Each line of the data that includes the string "Output" is to be copied out.

++++ Records for this task ++++

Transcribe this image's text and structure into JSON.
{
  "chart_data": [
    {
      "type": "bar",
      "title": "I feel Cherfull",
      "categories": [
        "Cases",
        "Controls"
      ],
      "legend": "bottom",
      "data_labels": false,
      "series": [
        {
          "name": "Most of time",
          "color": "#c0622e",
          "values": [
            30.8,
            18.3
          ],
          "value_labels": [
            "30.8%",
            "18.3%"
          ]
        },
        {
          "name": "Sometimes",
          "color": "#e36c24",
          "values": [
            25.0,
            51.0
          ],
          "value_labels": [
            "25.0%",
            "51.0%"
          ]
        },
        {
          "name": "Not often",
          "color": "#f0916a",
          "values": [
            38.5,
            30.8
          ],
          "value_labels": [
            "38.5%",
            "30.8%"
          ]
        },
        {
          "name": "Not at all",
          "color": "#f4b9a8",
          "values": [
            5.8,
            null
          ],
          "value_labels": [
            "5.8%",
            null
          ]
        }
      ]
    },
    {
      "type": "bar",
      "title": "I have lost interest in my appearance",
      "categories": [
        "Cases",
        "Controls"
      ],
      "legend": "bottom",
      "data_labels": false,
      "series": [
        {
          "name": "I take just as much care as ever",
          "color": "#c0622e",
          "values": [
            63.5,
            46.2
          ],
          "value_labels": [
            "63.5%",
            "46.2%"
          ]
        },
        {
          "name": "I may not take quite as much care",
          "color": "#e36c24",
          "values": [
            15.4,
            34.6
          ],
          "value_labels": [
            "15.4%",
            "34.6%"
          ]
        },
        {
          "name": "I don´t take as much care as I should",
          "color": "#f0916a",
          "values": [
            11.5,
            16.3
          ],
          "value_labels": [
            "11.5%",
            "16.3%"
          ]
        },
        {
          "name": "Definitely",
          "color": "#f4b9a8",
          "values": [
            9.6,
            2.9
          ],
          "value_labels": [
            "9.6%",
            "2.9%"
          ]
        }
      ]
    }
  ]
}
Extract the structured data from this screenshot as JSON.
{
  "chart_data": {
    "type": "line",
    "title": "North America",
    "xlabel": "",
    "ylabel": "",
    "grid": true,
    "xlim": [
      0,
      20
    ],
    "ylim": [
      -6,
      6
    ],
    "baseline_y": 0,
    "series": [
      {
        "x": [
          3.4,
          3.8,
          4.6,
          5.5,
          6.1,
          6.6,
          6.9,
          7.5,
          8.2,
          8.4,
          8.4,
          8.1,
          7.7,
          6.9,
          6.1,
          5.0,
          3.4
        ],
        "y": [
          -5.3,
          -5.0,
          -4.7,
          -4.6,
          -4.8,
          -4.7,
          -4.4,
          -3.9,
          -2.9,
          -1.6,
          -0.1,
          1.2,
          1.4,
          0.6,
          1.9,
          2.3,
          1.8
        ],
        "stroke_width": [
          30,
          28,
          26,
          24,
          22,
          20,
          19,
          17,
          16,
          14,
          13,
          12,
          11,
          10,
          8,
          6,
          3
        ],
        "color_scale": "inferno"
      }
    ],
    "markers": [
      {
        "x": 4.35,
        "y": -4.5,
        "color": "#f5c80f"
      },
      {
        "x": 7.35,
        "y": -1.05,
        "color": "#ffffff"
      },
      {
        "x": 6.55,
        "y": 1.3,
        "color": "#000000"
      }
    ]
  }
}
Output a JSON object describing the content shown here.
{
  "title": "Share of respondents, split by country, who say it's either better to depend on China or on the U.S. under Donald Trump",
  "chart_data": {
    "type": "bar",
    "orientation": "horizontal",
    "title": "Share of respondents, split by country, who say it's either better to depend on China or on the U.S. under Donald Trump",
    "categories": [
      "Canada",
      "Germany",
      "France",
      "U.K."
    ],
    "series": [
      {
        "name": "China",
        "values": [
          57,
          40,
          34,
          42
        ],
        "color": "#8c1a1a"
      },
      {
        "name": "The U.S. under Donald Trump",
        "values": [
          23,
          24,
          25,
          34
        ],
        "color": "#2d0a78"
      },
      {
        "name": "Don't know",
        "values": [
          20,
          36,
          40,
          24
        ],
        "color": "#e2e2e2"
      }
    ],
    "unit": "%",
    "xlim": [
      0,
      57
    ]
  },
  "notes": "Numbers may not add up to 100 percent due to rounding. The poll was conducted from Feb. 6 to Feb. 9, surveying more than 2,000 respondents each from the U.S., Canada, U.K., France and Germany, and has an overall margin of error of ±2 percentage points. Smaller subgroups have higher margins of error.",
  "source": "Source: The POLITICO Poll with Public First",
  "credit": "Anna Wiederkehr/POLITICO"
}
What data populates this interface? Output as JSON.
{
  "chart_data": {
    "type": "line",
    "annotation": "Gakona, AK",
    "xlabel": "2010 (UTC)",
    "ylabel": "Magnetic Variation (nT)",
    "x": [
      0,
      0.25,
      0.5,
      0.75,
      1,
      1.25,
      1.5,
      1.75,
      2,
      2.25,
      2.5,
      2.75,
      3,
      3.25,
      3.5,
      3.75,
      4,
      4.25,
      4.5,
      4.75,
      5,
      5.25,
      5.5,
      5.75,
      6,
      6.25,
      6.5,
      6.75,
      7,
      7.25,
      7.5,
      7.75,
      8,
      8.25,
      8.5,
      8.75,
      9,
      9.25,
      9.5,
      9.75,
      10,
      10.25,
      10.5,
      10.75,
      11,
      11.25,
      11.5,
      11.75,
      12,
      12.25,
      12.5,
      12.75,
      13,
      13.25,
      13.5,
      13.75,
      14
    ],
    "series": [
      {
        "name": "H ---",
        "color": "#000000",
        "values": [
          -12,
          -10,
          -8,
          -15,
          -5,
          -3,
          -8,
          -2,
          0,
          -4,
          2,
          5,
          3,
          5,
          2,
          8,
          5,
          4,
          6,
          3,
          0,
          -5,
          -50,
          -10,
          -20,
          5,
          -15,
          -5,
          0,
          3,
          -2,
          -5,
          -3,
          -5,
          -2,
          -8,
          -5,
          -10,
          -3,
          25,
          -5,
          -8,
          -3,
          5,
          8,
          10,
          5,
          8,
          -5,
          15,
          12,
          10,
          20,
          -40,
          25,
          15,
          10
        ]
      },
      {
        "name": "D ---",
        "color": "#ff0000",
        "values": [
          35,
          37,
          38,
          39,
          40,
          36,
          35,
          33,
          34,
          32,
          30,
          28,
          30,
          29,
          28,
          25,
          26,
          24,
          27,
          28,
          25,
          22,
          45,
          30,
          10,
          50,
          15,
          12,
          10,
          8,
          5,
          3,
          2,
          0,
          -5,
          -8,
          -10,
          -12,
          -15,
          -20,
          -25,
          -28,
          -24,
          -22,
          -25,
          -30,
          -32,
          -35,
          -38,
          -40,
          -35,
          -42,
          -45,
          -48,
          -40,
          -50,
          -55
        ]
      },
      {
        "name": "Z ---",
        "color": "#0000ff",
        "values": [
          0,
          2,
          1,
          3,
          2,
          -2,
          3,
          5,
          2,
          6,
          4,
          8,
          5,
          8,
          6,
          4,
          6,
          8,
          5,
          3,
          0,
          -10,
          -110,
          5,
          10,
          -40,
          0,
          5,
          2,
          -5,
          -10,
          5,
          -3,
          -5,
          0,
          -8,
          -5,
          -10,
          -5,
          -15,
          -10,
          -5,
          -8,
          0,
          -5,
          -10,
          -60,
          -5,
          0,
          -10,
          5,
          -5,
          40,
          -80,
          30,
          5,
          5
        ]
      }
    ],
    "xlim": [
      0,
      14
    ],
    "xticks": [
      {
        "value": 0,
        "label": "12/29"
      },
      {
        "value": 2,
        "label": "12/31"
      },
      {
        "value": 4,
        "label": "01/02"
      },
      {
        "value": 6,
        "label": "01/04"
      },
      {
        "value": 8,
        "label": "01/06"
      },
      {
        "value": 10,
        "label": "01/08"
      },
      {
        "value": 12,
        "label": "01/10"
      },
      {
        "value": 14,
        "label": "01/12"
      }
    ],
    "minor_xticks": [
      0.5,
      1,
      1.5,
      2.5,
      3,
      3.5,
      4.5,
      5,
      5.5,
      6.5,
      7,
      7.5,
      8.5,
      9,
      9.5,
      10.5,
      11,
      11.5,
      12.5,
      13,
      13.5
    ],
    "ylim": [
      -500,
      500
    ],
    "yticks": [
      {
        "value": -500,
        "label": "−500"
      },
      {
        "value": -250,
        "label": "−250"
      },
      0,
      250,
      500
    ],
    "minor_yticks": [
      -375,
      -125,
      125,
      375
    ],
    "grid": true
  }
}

++++

**Written reply**
Output a JSON object describing the content shown here.
What data populates this interface? Output as JSON.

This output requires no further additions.